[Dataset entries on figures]
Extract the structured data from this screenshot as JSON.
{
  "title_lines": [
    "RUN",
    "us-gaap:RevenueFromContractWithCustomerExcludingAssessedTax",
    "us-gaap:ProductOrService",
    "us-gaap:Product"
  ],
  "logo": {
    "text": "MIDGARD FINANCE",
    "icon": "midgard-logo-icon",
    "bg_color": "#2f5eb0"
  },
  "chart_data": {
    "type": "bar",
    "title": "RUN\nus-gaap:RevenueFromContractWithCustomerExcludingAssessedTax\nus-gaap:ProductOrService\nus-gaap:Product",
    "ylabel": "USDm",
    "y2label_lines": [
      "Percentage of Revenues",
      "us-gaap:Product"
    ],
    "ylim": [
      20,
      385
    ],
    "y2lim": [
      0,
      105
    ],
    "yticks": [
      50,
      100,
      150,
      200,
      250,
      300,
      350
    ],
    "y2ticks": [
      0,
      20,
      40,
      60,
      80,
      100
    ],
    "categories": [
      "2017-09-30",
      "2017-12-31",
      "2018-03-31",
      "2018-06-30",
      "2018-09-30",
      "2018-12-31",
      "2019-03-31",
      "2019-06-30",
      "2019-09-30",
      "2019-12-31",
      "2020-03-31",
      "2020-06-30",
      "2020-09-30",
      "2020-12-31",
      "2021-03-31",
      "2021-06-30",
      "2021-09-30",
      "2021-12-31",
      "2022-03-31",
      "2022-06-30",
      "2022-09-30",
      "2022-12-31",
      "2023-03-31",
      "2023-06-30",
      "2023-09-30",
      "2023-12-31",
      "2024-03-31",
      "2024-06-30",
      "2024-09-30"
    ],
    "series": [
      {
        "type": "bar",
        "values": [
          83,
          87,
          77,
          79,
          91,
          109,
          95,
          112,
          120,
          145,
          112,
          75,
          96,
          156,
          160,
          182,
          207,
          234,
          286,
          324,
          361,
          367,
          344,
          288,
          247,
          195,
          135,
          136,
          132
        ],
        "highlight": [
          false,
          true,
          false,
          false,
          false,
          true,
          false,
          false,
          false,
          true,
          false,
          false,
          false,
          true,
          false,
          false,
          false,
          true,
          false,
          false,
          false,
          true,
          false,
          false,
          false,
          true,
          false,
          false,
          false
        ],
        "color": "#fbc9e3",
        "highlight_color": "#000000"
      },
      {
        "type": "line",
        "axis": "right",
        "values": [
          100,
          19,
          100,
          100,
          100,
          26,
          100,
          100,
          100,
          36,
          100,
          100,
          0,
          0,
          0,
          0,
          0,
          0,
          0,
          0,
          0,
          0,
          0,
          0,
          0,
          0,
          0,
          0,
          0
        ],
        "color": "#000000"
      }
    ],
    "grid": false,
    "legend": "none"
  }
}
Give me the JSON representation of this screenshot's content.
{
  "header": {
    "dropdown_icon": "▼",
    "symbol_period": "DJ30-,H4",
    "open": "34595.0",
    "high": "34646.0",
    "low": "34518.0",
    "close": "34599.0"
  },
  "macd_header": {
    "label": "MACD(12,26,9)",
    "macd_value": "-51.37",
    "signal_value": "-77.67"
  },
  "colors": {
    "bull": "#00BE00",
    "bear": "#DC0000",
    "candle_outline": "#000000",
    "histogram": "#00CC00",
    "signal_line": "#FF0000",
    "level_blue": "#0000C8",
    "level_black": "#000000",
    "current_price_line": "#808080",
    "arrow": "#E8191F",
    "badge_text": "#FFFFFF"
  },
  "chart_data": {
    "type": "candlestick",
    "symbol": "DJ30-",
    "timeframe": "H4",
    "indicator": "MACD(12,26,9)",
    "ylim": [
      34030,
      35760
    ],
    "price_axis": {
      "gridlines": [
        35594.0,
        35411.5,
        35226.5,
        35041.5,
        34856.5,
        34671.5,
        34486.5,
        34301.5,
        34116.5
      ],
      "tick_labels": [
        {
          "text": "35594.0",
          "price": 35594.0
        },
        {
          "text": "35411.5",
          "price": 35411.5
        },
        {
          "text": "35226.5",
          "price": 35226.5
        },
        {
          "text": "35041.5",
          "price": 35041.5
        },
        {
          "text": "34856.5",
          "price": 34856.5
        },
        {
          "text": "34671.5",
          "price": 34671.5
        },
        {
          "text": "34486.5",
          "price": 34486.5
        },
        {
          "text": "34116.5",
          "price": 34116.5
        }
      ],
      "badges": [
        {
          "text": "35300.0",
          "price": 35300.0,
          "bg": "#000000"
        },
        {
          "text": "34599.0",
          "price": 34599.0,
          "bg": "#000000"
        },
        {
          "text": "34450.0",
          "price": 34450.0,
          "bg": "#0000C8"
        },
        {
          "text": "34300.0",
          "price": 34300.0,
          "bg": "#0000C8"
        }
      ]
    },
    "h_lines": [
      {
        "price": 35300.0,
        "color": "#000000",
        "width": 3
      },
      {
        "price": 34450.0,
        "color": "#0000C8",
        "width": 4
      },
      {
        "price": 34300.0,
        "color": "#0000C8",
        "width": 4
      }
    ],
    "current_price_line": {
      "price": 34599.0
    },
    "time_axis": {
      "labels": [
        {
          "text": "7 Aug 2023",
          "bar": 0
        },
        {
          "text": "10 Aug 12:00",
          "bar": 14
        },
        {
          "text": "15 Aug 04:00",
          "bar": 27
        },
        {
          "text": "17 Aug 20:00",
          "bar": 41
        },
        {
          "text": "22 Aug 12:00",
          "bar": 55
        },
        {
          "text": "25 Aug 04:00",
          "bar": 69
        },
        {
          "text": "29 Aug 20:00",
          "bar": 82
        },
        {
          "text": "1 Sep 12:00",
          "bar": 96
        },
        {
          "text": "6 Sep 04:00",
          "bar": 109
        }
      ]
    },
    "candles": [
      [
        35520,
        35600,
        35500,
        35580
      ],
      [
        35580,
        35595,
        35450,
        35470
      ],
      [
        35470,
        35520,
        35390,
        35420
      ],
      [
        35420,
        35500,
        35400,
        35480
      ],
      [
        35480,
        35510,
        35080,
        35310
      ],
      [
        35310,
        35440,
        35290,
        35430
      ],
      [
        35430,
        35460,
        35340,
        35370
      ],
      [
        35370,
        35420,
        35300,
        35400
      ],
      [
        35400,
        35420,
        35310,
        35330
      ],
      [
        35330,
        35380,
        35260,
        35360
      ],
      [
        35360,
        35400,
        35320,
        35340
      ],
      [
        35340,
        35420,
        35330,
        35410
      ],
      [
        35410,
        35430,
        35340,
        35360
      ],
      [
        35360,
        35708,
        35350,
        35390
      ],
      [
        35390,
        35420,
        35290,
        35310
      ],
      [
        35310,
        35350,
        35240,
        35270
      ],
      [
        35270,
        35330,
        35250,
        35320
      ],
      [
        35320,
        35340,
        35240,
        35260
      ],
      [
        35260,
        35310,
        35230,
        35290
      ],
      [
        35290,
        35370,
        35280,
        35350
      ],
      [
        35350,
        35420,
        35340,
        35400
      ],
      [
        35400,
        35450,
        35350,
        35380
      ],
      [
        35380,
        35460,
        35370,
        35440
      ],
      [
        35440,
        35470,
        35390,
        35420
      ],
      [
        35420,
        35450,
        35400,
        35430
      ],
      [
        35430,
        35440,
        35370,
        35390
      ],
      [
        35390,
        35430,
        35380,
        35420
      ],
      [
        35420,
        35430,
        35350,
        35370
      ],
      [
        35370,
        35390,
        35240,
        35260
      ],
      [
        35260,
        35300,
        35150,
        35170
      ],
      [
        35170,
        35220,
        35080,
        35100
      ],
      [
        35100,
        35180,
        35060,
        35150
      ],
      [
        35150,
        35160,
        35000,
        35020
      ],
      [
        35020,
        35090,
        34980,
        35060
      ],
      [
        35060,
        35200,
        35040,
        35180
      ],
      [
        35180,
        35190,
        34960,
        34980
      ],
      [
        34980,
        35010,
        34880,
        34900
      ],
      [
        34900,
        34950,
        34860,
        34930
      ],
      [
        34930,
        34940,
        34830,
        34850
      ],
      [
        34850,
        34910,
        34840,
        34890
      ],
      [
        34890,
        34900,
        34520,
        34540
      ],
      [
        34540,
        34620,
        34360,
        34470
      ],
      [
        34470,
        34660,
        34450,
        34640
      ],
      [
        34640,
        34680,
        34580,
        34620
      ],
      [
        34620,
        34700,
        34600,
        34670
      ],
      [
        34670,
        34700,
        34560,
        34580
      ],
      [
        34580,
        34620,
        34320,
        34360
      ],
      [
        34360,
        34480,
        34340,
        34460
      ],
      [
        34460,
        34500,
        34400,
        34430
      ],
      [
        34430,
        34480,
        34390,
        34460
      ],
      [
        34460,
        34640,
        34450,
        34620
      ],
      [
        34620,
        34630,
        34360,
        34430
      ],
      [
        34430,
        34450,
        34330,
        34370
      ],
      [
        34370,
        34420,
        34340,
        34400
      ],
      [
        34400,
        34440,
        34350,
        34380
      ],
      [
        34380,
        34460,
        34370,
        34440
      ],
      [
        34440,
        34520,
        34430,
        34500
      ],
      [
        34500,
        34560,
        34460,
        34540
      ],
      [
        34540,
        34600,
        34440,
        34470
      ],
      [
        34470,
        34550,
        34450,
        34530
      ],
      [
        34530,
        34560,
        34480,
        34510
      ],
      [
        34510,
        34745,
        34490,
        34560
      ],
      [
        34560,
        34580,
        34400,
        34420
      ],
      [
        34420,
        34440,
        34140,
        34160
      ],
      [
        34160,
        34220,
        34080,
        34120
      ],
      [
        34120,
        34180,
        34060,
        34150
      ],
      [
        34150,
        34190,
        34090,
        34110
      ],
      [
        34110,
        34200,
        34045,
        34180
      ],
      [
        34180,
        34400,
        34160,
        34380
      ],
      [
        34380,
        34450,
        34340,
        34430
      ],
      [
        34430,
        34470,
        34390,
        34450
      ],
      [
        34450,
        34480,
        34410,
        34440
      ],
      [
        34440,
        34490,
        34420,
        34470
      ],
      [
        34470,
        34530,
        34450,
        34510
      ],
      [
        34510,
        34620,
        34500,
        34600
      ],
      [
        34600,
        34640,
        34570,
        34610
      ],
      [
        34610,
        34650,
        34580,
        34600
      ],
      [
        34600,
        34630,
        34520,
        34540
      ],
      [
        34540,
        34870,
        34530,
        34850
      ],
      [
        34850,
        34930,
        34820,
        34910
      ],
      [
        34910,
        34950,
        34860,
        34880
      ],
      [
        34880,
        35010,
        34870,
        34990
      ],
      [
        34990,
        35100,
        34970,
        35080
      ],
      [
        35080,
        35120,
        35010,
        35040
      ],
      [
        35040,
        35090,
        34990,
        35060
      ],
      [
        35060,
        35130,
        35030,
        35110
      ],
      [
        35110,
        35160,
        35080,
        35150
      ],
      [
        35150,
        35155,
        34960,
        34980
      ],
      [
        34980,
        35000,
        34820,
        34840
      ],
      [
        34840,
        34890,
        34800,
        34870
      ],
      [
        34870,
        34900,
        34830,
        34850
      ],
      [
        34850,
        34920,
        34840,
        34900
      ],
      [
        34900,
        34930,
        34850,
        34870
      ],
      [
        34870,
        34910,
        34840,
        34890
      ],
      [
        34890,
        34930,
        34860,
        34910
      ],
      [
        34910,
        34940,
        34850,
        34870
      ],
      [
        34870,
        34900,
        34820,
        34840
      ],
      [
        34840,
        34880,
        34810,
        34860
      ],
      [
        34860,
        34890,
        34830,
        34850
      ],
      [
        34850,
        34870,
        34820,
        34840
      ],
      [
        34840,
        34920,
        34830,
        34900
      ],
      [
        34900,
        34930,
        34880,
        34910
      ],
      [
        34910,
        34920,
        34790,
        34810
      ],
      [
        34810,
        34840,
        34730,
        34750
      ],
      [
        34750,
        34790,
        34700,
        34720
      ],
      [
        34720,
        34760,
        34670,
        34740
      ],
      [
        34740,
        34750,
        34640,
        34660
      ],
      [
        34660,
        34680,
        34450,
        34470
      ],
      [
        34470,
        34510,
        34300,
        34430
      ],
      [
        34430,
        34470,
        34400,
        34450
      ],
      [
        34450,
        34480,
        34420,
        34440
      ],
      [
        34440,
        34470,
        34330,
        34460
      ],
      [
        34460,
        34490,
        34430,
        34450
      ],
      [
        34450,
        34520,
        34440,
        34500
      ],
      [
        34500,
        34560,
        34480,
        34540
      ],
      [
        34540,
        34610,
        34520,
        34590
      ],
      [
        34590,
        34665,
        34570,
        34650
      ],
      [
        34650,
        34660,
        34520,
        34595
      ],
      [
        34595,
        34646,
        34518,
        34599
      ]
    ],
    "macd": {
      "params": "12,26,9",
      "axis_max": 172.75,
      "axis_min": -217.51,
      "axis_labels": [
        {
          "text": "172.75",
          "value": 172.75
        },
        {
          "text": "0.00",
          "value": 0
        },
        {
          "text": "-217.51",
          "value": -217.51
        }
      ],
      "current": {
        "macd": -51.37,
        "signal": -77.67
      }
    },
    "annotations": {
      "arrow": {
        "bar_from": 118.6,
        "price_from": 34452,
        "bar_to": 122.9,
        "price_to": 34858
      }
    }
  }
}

WHAT YOU ARE ASKED TO DO: Extract each line from the listing that holds the word "ProductOrService".

SOLVED EXERCISE:
    "us-gaap:ProductOrService",
    "title": "RUN\nus-gaap:RevenueFromContractWithCustomerExcludingAssessedTax\nus-gaap:ProductOrService\nus-gaap:Product",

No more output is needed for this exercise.